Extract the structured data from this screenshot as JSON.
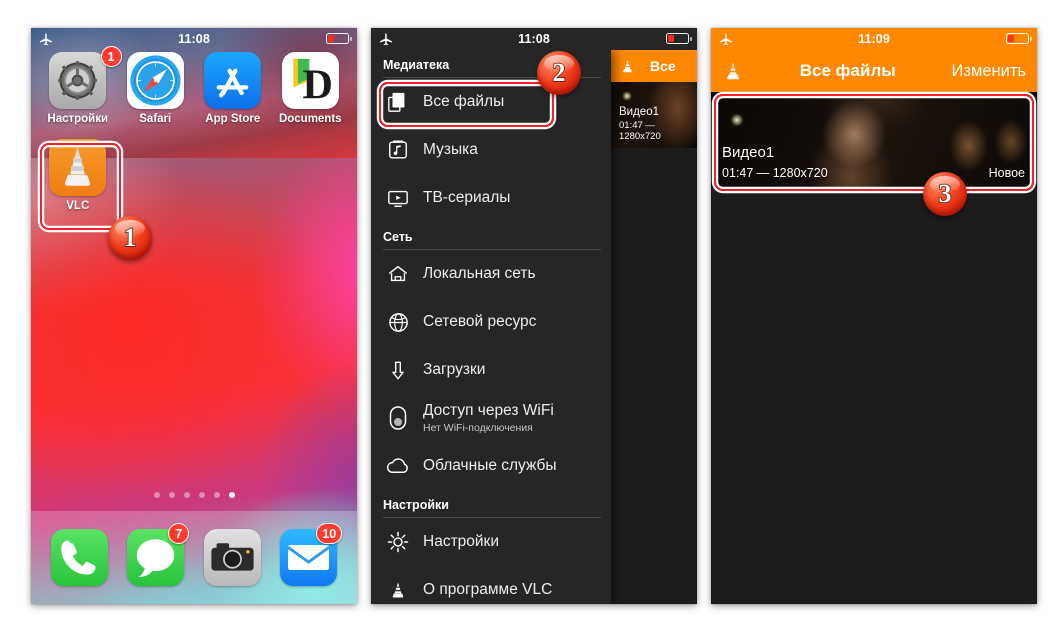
{
  "panel1": {
    "name": "ios-springboard",
    "status": {
      "airplane_icon": "airplane-icon",
      "time": "11:08",
      "battery_icon": "battery-low-icon"
    },
    "apps": [
      {
        "label": "Настройки",
        "icon": "settings-gear-icon",
        "badge": "1"
      },
      {
        "label": "Safari",
        "icon": "safari-compass-icon",
        "badge": ""
      },
      {
        "label": "App Store",
        "icon": "app-store-icon",
        "badge": ""
      },
      {
        "label": "Documents",
        "icon": "documents-icon",
        "badge": ""
      },
      {
        "label": "VLC",
        "icon": "vlc-cone-icon",
        "badge": ""
      }
    ],
    "page_dots": {
      "count": 6,
      "active_index": 5
    },
    "dock": [
      {
        "label": "Phone",
        "icon": "phone-handset-icon",
        "badge": ""
      },
      {
        "label": "Messages",
        "icon": "messages-bubble-icon",
        "badge": "7"
      },
      {
        "label": "Camera",
        "icon": "camera-icon",
        "badge": ""
      },
      {
        "label": "Mail",
        "icon": "mail-envelope-icon",
        "badge": "10"
      }
    ]
  },
  "panel2": {
    "name": "vlc-side-menu",
    "status": {
      "airplane_icon": "airplane-icon",
      "time": "11:08",
      "battery_icon": "battery-low-icon"
    },
    "sections": [
      {
        "header": "Медиатека",
        "items": [
          {
            "label": "Все файлы",
            "sub": "",
            "icon": "files-stack-icon"
          },
          {
            "label": "Музыка",
            "sub": "",
            "icon": "music-note-icon"
          },
          {
            "label": "ТВ-сериалы",
            "sub": "",
            "icon": "tv-icon"
          }
        ]
      },
      {
        "header": "Сеть",
        "items": [
          {
            "label": "Локальная сеть",
            "sub": "",
            "icon": "home-network-icon"
          },
          {
            "label": "Сетевой ресурс",
            "sub": "",
            "icon": "globe-icon"
          },
          {
            "label": "Загрузки",
            "sub": "",
            "icon": "download-arrow-icon"
          },
          {
            "label": "Доступ через WiFi",
            "sub": "Нет WiFi-подключения",
            "icon": "wifi-toggle-icon"
          },
          {
            "label": "Облачные службы",
            "sub": "",
            "icon": "cloud-icon"
          }
        ]
      },
      {
        "header": "Настройки",
        "items": [
          {
            "label": "Настройки",
            "sub": "",
            "icon": "gear-icon"
          },
          {
            "label": "О программе VLC",
            "sub": "",
            "icon": "vlc-cone-icon"
          }
        ]
      }
    ],
    "behind": {
      "nav_title": "Все",
      "vlc_icon": "vlc-cone-icon",
      "cell_title": "Видео1",
      "cell_sub": "01:47 — 1280x720"
    }
  },
  "panel3": {
    "name": "vlc-all-files",
    "status": {
      "airplane_icon": "airplane-icon",
      "time": "11:09",
      "battery_icon": "battery-low-icon"
    },
    "nav": {
      "vlc_icon": "vlc-cone-icon",
      "title": "Все файлы",
      "edit_label": "Изменить"
    },
    "items": [
      {
        "title": "Видео1",
        "sub": "01:47 — 1280x720",
        "state": "Новое"
      }
    ]
  },
  "annotations": {
    "steps": [
      {
        "number": "1",
        "target": "vlc-app-icon"
      },
      {
        "number": "2",
        "target": "all-files-menu-item"
      },
      {
        "number": "3",
        "target": "video1-media-cell"
      }
    ]
  },
  "colors": {
    "vlc_orange": "#ff8800",
    "highlight_red": "#f5222d",
    "badge_red": "#ff3b30",
    "menu_bg": "#262626",
    "app_bg": "#1c1c1c"
  }
}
**********
■ **Exercise requirements**
Find how many of the lines above have the word "Настройки" in them. State only that number.

■ **Expected answer**
3